What you are asked to do: Where a line contains the string "curve", copy that line.

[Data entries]
★ ★ ★ ★ ★
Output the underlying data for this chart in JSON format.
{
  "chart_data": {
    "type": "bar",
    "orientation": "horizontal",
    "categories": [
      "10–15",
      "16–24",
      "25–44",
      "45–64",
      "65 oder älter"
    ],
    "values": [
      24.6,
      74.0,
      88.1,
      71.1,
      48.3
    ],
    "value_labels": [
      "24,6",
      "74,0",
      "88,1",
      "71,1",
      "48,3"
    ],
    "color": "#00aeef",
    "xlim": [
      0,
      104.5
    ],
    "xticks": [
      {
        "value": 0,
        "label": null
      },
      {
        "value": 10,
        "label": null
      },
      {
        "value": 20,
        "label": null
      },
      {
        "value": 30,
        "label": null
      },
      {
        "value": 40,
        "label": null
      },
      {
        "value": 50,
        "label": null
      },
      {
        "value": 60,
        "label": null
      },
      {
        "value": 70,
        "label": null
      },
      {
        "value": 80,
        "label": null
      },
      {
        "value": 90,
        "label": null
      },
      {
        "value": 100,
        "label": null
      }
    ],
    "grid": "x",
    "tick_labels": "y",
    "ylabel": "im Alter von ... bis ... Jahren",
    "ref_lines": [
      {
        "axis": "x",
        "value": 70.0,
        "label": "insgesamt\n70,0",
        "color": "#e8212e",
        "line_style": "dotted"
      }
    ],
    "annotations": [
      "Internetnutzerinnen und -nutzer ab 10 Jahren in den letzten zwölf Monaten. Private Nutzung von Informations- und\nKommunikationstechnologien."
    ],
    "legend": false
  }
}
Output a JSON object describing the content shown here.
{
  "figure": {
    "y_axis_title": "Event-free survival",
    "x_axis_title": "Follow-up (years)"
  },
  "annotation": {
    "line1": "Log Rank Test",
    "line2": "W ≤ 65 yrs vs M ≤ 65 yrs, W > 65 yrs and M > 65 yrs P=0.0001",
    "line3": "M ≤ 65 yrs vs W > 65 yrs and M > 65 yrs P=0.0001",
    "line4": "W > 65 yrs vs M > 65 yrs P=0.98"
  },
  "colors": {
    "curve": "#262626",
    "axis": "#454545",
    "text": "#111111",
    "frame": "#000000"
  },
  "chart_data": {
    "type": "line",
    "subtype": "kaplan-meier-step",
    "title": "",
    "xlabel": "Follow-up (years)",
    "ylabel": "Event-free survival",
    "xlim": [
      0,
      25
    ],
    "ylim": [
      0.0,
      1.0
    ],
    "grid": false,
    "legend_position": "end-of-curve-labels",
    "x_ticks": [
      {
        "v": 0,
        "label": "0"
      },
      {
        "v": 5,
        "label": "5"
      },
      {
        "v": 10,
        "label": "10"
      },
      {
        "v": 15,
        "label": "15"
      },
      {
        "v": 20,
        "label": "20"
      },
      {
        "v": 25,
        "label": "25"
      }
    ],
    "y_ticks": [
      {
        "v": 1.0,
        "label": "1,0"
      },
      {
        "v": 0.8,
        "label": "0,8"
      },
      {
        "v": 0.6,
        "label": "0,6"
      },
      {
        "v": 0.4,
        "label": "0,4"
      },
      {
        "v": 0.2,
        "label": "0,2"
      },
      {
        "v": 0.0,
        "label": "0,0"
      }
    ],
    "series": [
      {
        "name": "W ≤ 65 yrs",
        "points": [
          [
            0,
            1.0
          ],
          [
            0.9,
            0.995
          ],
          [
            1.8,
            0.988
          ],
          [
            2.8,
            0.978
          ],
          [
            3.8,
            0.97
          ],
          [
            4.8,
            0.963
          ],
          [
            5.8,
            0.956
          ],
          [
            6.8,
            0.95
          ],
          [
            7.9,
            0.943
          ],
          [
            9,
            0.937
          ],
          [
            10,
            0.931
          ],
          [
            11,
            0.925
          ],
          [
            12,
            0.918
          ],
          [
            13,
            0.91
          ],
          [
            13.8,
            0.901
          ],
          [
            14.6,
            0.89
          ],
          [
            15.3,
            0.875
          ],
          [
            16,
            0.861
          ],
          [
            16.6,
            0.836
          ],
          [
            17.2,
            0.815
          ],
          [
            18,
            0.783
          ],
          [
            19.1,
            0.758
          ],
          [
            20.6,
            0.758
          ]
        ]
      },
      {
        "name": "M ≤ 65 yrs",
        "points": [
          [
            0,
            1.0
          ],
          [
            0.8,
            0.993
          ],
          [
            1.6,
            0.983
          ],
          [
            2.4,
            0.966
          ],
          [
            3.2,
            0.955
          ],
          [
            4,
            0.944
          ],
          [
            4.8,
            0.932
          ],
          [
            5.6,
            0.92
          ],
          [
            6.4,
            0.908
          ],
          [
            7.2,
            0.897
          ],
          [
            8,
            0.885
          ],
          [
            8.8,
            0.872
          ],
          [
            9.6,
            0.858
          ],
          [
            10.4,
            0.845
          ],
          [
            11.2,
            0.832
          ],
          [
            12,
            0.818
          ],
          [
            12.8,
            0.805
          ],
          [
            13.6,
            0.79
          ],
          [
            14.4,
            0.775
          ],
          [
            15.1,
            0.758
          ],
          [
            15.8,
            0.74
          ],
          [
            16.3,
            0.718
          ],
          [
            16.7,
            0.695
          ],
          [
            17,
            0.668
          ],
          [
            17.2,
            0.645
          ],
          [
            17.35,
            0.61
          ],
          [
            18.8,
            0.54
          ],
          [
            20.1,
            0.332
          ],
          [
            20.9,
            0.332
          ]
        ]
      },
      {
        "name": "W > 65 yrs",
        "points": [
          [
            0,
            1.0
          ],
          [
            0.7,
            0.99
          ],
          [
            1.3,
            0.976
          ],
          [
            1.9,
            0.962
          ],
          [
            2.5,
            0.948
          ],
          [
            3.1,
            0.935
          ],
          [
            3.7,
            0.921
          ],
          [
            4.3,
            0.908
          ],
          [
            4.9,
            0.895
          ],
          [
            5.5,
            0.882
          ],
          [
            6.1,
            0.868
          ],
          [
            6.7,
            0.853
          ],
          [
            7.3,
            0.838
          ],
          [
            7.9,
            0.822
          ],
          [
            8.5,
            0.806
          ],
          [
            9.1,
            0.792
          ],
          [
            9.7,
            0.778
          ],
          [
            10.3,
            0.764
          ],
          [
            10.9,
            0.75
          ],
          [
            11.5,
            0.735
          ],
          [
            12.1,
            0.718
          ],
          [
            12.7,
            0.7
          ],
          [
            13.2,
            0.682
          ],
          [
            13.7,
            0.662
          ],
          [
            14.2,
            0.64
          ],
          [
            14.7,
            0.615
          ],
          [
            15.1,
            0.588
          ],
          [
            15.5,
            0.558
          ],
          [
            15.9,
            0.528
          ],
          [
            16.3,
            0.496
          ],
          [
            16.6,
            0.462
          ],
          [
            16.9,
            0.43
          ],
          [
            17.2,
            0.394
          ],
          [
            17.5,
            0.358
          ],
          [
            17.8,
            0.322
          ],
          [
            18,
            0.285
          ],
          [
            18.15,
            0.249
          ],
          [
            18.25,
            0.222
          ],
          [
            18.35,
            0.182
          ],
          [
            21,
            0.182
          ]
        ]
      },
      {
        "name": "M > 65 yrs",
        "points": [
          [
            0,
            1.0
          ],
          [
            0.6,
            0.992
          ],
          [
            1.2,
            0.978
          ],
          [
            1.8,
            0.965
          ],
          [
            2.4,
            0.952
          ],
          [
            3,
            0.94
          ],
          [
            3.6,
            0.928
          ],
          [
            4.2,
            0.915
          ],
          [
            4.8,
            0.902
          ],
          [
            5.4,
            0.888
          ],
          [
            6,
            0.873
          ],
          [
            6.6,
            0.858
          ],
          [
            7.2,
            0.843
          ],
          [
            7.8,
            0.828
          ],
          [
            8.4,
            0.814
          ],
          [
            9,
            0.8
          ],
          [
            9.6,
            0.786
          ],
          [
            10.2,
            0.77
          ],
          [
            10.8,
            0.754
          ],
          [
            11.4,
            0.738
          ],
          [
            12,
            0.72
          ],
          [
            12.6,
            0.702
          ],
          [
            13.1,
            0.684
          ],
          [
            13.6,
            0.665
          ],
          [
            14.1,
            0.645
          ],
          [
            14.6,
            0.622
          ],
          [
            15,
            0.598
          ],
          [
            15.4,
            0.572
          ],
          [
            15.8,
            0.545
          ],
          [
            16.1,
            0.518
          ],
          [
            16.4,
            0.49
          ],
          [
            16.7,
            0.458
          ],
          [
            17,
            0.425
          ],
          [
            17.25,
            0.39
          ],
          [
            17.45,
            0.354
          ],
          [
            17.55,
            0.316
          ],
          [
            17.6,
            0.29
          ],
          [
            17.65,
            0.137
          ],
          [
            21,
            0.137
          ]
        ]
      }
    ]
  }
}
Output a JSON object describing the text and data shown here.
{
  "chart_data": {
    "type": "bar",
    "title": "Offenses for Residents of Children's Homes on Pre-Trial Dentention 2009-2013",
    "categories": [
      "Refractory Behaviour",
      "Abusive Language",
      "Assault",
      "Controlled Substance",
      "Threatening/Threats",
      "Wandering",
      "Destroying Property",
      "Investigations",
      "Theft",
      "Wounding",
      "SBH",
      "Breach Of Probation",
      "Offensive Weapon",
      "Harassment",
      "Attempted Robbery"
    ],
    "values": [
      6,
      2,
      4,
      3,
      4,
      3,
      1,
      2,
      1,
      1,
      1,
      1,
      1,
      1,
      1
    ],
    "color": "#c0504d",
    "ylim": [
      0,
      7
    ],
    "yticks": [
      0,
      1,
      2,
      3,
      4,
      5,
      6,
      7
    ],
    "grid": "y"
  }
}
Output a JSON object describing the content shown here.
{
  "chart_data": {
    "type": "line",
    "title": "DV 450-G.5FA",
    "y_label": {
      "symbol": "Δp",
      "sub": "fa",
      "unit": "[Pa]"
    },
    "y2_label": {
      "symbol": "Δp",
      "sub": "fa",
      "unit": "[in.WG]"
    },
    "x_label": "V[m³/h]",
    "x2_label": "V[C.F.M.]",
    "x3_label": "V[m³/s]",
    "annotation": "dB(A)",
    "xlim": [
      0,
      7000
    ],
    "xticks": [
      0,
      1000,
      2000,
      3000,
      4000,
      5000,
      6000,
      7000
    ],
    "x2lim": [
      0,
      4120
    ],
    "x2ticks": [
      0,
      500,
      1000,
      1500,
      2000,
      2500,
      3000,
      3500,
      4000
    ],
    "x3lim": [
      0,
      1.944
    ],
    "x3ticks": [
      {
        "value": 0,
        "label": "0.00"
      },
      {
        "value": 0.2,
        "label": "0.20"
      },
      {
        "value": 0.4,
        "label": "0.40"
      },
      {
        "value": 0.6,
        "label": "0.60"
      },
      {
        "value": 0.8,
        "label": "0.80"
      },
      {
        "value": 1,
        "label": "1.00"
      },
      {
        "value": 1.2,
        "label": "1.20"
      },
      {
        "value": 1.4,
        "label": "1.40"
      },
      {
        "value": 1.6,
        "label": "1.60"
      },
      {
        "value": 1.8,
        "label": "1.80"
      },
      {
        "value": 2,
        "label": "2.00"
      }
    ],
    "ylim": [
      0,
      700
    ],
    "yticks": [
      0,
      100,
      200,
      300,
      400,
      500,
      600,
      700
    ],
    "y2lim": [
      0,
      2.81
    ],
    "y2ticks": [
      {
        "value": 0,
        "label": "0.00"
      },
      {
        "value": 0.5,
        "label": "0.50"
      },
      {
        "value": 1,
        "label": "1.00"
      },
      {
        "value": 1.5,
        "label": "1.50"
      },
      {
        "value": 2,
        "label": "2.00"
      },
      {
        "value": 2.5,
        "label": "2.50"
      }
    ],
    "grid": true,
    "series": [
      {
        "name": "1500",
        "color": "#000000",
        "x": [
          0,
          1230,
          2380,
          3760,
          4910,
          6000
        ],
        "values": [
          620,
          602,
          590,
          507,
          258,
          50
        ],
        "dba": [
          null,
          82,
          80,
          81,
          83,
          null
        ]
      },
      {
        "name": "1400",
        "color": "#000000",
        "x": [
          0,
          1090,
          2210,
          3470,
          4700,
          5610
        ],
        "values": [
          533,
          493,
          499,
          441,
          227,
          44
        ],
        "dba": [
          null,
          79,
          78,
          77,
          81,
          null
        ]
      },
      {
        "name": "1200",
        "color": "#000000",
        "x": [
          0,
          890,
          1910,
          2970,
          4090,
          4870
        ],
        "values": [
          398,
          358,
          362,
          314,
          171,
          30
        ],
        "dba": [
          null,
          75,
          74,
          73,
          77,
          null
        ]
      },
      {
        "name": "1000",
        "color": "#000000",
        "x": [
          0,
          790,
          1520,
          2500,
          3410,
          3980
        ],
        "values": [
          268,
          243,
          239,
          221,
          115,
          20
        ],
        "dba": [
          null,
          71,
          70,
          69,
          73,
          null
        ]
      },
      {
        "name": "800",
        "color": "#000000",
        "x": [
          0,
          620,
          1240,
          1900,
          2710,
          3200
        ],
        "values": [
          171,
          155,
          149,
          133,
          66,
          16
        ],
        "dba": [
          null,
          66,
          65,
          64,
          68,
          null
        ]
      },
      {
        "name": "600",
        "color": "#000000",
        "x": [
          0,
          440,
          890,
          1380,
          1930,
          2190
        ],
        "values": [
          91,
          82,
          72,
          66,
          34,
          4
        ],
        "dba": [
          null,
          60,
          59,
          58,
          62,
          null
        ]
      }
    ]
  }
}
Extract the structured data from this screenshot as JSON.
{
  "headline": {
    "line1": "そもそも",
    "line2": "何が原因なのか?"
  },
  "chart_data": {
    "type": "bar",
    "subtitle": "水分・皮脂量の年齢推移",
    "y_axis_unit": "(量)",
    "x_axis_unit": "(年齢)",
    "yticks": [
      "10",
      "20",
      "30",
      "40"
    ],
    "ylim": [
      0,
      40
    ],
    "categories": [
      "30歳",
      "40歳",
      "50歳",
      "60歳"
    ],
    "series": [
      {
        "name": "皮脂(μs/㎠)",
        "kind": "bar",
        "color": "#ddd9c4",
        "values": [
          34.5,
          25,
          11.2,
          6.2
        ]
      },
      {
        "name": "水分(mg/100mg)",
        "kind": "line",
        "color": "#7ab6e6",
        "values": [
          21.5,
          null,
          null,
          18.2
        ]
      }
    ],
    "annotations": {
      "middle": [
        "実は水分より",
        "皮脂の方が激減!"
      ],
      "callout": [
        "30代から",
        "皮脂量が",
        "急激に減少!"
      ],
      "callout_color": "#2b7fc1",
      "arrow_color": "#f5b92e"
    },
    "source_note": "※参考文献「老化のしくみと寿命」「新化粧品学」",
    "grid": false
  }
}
★ ★ ★ ★ ★
Output of the exercise:
    "curve": "#262626",
    "legend_position": "end-of-curve-labels",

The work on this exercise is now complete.